GOAL →
Keep the pictures out of the copy and print all the entries below exactly.

*** INPUT ROWS

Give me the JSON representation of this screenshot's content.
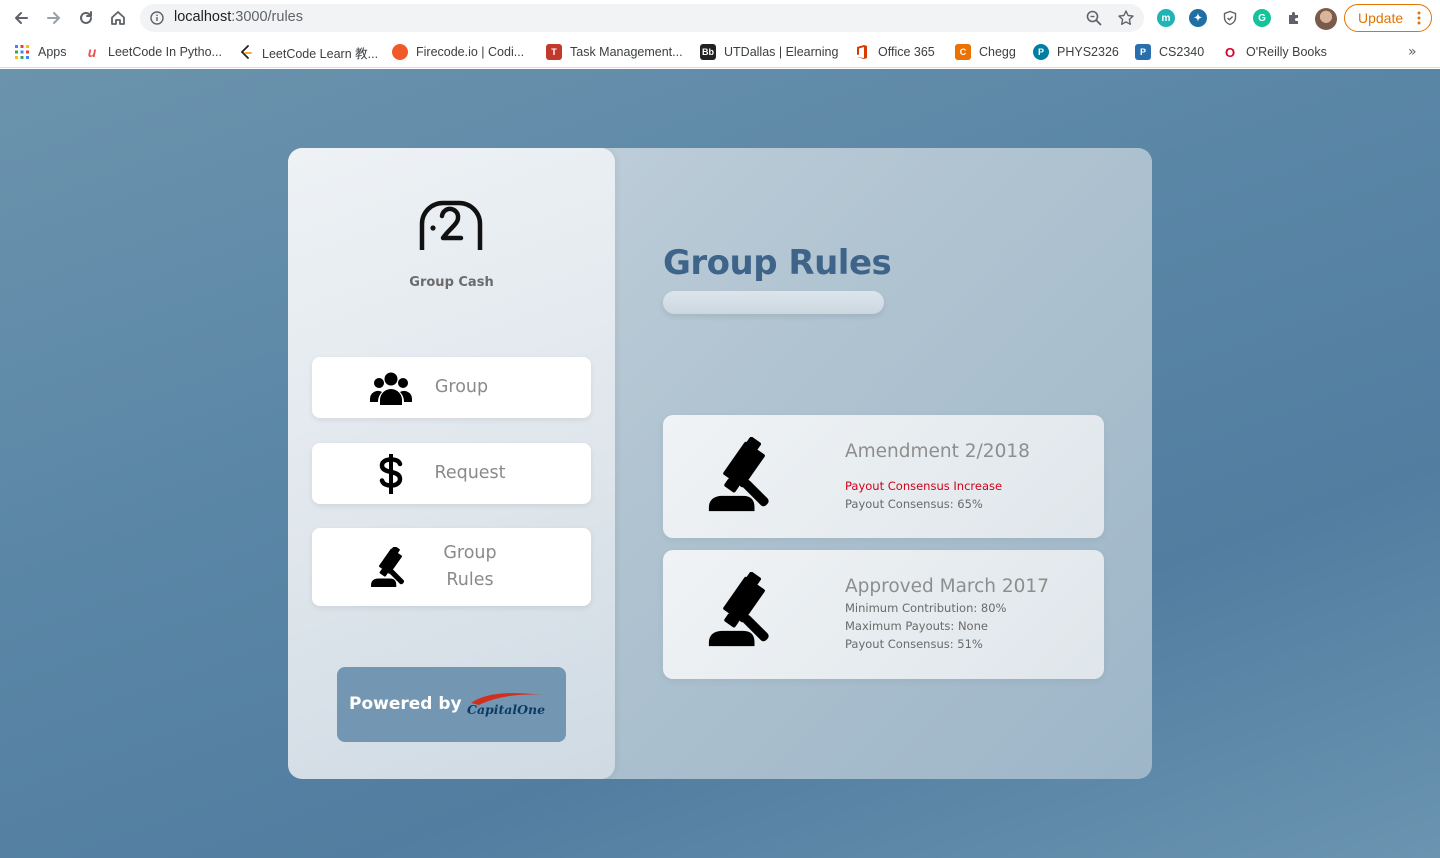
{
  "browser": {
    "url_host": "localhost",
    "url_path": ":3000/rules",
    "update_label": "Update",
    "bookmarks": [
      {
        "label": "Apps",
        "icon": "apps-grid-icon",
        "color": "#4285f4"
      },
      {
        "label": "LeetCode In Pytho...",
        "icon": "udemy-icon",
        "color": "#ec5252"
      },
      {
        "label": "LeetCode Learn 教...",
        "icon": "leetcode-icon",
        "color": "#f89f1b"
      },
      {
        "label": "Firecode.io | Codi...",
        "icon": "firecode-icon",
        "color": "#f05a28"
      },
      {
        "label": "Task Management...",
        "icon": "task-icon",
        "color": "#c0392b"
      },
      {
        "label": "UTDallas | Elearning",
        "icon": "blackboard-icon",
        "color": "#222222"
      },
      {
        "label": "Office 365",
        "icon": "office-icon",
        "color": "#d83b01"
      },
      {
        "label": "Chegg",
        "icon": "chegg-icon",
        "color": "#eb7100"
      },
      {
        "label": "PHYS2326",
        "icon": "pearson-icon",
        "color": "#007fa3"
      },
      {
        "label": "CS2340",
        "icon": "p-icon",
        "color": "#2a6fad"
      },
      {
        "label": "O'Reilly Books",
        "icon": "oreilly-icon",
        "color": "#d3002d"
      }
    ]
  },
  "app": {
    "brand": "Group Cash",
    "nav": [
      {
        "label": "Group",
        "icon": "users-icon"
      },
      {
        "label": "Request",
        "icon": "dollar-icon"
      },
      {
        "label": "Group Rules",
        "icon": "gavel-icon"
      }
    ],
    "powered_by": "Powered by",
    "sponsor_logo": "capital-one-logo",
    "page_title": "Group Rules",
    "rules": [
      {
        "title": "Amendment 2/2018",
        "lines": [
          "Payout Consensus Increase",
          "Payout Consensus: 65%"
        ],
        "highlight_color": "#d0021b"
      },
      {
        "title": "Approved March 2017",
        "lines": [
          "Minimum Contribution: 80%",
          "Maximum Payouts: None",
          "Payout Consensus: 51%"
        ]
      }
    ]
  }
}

******

CORRECT RESULT →
Give me the JSON representation of this screenshot's content.
{
  "browser": {
    "url_host": "localhost",
    "url_path": ":3000/rules",
    "update_label": "Update",
    "bookmarks": [
      {
        "label": "Apps",
        "icon": "apps-grid-icon",
        "color": "#4285f4"
      },
      {
        "label": "LeetCode In Pytho...",
        "icon": "udemy-icon",
        "color": "#ec5252"
      },
      {
        "label": "LeetCode Learn 教...",
        "icon": "leetcode-icon",
        "color": "#f89f1b"
      },
      {
        "label": "Firecode.io | Codi...",
        "icon": "firecode-icon",
        "color": "#f05a28"
      },
      {
        "label": "Task Management...",
        "icon": "task-icon",
        "color": "#c0392b"
      },
      {
        "label": "UTDallas | Elearning",
        "icon": "blackboard-icon",
        "color": "#222222"
      },
      {
        "label": "Office 365",
        "icon": "office-icon",
        "color": "#d83b01"
      },
      {
        "label": "Chegg",
        "icon": "chegg-icon",
        "color": "#eb7100"
      },
      {
        "label": "PHYS2326",
        "icon": "pearson-icon",
        "color": "#007fa3"
      },
      {
        "label": "CS2340",
        "icon": "p-icon",
        "color": "#2a6fad"
      },
      {
        "label": "O'Reilly Books",
        "icon": "oreilly-icon",
        "color": "#d3002d"
      }
    ]
  },
  "app": {
    "brand": "Group Cash",
    "nav": [
      {
        "label": "Group",
        "icon": "users-icon"
      },
      {
        "label": "Request",
        "icon": "dollar-icon"
      },
      {
        "label": "Group Rules",
        "icon": "gavel-icon"
      }
    ],
    "powered_by": "Powered by",
    "sponsor_logo": "capital-one-logo",
    "page_title": "Group Rules",
    "rules": [
      {
        "title": "Amendment 2/2018",
        "lines": [
          "Payout Consensus Increase",
          "Payout Consensus: 65%"
        ],
        "highlight_color": "#d0021b"
      },
      {
        "title": "Approved March 2017",
        "lines": [
          "Minimum Contribution: 80%",
          "Maximum Payouts: None",
          "Payout Consensus: 51%"
        ]
      }
    ]
  }
}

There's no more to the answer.